### Written task
Please list all lines of the material below in which the string "aliança" occurs.

### Records shown
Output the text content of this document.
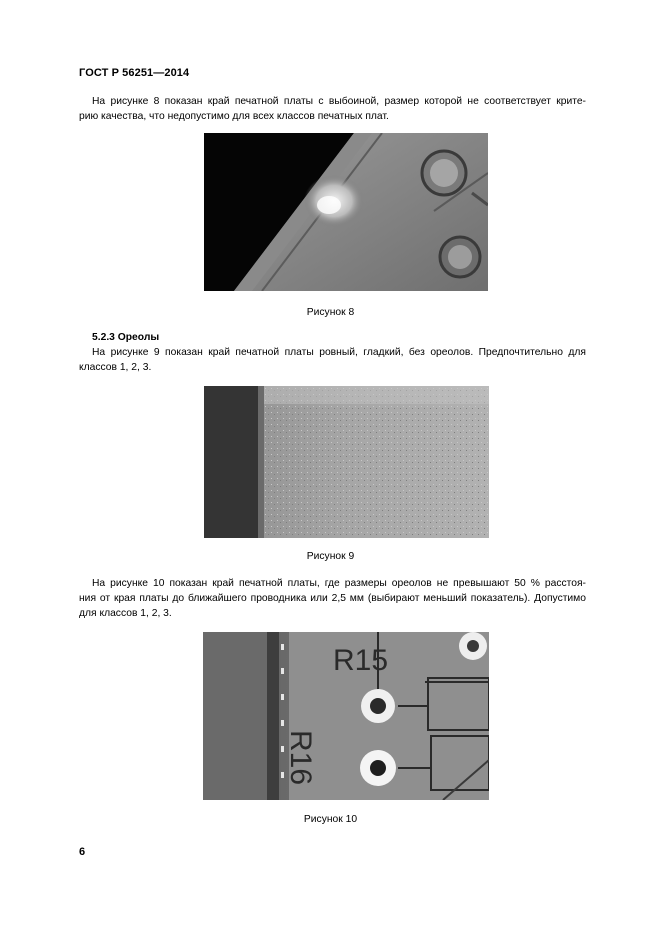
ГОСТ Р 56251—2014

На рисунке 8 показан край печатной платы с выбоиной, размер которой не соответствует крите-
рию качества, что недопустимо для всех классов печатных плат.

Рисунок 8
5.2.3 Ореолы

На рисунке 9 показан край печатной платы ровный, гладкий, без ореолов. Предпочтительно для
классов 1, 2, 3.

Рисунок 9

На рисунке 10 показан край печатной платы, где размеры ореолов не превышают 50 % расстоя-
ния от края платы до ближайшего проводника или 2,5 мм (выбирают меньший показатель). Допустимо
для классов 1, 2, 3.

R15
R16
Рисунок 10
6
--
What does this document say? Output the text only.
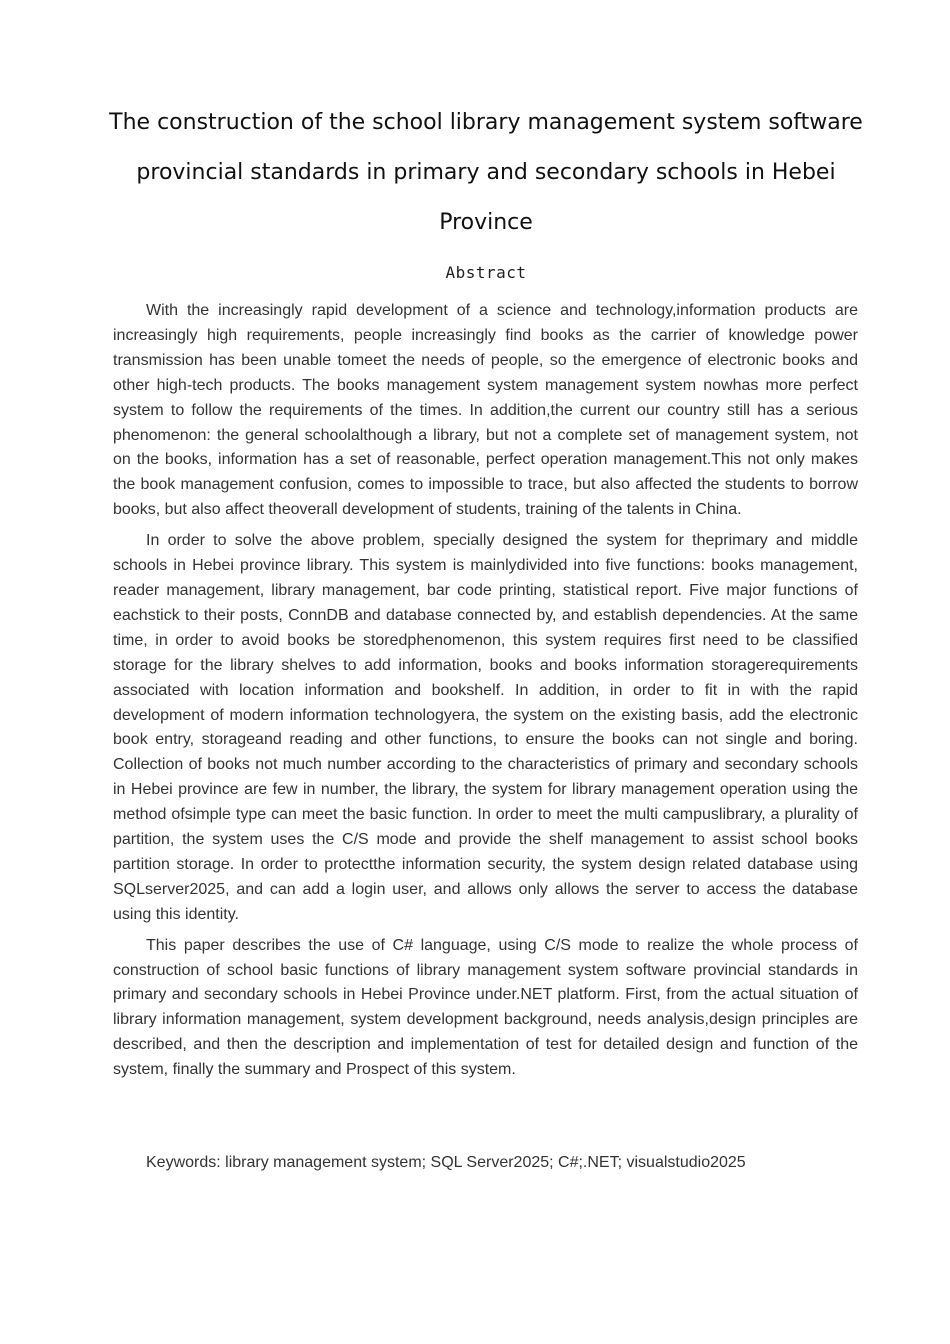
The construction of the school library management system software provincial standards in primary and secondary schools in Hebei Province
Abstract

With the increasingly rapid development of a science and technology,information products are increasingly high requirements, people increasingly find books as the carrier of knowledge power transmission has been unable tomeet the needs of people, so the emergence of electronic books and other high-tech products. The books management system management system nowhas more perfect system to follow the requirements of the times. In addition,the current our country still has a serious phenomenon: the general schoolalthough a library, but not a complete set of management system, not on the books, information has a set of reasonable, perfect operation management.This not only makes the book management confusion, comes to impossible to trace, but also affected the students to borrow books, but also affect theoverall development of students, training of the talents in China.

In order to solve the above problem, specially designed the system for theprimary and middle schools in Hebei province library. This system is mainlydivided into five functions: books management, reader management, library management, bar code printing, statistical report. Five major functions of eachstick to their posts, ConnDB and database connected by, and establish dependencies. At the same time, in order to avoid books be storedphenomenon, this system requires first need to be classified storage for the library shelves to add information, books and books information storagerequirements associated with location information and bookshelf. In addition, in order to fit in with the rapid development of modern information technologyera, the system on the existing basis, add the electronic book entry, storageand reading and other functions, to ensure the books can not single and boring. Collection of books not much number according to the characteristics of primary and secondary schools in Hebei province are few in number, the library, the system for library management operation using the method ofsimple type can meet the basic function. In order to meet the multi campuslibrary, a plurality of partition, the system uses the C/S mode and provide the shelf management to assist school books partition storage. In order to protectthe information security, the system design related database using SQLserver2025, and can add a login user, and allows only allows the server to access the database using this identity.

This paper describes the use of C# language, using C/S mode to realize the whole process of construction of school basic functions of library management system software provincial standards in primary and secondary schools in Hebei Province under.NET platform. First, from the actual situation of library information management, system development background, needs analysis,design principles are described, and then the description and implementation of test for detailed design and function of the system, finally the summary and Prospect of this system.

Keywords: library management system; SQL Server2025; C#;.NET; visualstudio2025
---
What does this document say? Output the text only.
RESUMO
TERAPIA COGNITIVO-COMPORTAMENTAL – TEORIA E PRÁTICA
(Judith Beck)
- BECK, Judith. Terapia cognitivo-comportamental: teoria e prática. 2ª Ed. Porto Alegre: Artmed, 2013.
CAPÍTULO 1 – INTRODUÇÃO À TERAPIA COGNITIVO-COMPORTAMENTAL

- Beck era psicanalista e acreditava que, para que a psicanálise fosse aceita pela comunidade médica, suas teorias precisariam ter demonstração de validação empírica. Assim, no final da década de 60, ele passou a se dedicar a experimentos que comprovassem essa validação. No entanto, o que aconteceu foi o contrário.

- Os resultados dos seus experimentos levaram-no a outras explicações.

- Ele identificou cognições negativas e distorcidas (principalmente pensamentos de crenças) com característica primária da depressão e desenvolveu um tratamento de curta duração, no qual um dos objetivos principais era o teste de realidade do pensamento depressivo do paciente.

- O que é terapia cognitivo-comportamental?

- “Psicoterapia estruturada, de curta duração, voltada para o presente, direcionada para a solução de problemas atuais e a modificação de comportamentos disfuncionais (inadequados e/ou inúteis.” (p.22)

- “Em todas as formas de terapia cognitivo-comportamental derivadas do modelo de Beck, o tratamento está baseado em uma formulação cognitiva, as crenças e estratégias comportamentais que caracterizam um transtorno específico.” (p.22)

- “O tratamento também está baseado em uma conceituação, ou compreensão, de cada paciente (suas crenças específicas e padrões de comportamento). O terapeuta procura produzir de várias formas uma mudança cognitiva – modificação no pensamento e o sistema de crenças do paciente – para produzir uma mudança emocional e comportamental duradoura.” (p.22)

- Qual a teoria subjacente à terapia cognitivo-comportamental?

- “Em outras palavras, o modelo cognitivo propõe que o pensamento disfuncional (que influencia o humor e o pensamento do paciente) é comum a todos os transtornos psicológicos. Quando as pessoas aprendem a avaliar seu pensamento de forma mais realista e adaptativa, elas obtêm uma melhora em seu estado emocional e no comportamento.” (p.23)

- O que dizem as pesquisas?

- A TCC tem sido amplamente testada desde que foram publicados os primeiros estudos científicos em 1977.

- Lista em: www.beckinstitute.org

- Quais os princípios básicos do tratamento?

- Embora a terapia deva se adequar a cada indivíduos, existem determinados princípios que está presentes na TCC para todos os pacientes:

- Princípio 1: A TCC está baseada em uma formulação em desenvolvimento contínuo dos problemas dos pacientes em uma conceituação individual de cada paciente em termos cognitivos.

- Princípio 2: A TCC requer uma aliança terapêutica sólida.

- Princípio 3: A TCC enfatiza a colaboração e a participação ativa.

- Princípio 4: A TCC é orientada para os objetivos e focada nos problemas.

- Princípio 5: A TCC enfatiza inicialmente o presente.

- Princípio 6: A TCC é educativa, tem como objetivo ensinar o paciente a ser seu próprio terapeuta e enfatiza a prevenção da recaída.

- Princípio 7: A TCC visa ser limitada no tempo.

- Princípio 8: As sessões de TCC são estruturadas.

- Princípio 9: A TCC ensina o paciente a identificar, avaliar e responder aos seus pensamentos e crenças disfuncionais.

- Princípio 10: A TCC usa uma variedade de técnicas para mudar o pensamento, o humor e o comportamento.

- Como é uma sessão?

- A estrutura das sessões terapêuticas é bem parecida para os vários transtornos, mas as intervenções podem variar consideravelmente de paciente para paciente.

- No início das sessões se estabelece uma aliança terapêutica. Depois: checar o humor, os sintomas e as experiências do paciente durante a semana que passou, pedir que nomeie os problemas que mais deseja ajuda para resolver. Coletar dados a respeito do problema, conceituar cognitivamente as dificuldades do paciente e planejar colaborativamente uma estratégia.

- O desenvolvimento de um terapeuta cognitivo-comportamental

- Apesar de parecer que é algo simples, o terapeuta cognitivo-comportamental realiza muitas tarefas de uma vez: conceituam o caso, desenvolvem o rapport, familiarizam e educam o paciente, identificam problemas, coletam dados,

### Solution below
- Princípio 2: A TCC requer uma aliança terapêutica sólida.
- No início das sessões se estabelece uma aliança terapêutica. Depois: checar o humor, os sintomas e as experiências do paciente durante a semana que passou, pedir que nomeie os problemas que mais deseja ajuda para resolver. Coletar dados a respeito do problema, conceituar cognitivamente as dificuldades do paciente e planejar colaborativamente uma estratégia.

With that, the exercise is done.